▶ [What to do]
Records follow. Pull out every line that contains "Сергійович".

** start of Source records **

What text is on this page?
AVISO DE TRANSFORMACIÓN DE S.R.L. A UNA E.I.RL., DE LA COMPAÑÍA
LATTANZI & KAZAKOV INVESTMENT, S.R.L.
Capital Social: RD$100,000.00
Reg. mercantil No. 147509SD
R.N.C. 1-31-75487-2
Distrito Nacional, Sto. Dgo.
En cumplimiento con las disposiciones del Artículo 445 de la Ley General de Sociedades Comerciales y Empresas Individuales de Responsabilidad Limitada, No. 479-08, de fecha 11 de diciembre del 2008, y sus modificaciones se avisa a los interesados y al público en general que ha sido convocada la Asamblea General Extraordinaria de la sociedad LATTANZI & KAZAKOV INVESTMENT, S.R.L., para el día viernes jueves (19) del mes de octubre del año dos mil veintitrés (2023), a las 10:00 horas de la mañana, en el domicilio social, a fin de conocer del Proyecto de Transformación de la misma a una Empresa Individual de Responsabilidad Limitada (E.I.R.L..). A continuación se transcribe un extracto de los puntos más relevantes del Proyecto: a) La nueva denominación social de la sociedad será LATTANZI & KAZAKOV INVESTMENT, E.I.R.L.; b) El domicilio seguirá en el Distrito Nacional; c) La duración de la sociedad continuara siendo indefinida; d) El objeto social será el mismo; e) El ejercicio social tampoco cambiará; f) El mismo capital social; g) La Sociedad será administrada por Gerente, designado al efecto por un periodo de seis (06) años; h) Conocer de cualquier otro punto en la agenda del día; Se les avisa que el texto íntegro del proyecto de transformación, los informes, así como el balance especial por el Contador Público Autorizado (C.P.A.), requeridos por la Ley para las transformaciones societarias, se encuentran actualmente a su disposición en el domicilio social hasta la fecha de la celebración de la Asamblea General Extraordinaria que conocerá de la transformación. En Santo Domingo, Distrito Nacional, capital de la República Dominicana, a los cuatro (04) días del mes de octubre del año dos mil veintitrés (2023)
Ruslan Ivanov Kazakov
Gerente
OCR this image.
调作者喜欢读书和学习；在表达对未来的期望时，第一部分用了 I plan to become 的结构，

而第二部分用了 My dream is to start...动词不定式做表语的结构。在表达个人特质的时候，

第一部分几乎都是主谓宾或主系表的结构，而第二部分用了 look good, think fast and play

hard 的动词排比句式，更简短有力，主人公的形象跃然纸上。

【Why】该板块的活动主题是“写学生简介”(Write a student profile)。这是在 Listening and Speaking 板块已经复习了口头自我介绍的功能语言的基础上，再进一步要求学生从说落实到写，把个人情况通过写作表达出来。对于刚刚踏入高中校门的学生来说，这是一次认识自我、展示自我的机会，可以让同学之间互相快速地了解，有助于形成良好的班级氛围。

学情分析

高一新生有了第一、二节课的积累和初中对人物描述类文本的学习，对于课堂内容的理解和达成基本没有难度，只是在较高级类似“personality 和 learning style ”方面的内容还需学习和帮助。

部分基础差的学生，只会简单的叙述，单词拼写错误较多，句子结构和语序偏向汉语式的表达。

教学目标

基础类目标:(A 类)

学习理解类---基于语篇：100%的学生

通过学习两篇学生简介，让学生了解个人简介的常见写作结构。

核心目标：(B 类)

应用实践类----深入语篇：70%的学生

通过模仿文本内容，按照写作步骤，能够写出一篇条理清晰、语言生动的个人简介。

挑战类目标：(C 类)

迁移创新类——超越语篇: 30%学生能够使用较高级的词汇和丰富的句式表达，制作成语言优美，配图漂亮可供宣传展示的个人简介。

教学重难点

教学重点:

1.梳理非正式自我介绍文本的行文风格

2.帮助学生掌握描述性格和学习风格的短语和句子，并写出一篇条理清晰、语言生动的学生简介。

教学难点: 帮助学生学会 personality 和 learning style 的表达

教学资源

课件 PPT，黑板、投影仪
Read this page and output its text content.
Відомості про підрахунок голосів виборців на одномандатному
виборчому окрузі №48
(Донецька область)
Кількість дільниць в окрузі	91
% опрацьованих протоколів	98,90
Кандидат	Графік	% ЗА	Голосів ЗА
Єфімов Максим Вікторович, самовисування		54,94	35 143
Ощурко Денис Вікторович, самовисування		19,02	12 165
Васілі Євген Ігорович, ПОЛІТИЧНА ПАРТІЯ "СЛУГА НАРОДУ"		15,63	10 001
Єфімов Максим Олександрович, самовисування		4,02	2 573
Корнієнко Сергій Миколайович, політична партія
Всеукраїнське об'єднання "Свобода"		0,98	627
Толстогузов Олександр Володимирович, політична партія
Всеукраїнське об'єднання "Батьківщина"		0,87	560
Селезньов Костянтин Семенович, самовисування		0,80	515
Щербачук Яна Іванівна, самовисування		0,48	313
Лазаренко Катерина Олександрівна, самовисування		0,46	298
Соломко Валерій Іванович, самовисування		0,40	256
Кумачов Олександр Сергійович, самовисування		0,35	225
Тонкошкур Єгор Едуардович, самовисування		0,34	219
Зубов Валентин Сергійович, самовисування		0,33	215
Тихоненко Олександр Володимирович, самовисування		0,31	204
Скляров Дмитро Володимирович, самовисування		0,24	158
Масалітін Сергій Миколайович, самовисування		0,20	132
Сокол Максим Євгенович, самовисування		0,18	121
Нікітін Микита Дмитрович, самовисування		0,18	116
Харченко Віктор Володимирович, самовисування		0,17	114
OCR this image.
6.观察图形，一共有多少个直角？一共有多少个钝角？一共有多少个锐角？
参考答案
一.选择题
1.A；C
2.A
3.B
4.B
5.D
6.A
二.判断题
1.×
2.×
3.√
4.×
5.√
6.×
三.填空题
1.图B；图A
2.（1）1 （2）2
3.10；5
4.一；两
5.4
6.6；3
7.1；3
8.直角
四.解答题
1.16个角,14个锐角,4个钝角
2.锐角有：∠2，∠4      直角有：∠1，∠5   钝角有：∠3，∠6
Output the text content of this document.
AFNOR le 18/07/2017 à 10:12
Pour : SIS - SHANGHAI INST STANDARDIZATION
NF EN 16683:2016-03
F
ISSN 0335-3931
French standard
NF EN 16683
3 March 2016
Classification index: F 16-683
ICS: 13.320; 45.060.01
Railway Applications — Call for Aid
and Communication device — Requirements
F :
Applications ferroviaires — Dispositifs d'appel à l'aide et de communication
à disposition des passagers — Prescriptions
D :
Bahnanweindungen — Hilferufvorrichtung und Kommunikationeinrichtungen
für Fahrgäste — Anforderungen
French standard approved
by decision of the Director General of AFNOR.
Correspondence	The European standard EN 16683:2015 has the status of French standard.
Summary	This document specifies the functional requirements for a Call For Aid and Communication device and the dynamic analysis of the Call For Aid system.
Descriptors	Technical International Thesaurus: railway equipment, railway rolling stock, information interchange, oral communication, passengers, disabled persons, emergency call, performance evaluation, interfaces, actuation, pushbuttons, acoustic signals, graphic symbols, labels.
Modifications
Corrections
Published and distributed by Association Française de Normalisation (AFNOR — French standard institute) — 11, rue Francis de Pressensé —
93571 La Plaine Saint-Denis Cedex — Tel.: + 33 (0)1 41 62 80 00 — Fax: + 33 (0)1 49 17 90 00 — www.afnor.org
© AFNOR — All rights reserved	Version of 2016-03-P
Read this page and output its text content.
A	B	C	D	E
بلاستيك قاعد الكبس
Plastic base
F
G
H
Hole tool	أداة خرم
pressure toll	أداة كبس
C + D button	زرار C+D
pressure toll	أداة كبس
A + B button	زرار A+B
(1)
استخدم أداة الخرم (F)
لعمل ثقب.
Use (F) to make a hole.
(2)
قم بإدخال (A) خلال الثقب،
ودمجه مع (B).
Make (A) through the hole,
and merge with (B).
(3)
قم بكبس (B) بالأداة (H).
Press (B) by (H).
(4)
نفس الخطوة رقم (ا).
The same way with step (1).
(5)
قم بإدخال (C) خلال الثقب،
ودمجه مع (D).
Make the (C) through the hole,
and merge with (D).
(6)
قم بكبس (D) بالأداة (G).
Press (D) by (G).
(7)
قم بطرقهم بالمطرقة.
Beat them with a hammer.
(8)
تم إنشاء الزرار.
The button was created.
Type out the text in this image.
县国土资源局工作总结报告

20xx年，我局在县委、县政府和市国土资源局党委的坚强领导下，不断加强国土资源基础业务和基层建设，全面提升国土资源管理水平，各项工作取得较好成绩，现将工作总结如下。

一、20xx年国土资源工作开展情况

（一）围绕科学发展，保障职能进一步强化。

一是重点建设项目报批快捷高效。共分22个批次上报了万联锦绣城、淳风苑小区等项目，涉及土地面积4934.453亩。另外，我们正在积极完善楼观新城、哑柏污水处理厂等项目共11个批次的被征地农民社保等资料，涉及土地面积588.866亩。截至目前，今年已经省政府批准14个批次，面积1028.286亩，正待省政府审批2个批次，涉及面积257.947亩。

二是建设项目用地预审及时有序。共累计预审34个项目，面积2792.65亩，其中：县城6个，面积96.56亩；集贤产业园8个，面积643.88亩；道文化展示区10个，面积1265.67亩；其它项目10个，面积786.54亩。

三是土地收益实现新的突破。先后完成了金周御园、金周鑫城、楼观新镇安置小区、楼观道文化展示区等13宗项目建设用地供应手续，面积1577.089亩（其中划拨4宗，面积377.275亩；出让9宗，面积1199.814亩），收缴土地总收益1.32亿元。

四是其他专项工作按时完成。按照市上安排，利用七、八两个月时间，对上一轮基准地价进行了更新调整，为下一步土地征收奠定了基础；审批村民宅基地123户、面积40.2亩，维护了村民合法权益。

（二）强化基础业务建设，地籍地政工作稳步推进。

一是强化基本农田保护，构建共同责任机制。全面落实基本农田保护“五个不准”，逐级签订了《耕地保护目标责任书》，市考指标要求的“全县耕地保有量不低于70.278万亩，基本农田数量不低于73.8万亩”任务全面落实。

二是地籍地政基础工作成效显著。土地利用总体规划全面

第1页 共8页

** end of Source records **

▶ [Complete response]
Кумачов Олександр Сергійович, самовисування		0,35	225
Зубов Валентин Сергійович, самовисування		0,33	215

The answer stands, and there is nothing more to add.